Short task:
In full and without alteration, repeat the material.

Data rows:
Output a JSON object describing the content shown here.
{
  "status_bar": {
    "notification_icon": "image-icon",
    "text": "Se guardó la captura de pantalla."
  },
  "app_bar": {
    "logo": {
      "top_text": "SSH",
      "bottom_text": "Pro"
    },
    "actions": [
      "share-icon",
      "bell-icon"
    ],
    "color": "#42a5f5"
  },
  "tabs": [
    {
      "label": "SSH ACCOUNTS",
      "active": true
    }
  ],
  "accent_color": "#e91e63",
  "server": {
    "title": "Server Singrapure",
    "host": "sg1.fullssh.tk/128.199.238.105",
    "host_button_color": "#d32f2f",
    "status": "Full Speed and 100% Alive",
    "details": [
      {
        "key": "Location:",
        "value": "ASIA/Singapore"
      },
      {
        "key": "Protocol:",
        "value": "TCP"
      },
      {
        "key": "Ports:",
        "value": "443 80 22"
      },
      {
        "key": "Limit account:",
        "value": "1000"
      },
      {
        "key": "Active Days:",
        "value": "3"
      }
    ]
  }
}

Complete answer:
Output a JSON object describing the content shown here.
{
  "status_bar": {
    "notification_icon": "image-icon",
    "text": "Se guardó la captura de pantalla."
  },
  "app_bar": {
    "logo": {
      "top_text": "SSH",
      "bottom_text": "Pro"
    },
    "actions": [
      "share-icon",
      "bell-icon"
    ],
    "color": "#42a5f5"
  },
  "tabs": [
    {
      "label": "SSH ACCOUNTS",
      "active": true
    }
  ],
  "accent_color": "#e91e63",
  "server": {
    "title": "Server Singrapure",
    "host": "sg1.fullssh.tk/128.199.238.105",
    "host_button_color": "#d32f2f",
    "status": "Full Speed and 100% Alive",
    "details": [
      {
        "key": "Location:",
        "value": "ASIA/Singapore"
      },
      {
        "key": "Protocol:",
        "value": "TCP"
      },
      {
        "key": "Ports:",
        "value": "443 80 22"
      },
      {
        "key": "Limit account:",
        "value": "1000"
      },
      {
        "key": "Active Days:",
        "value": "3"
      }
    ]
  }
}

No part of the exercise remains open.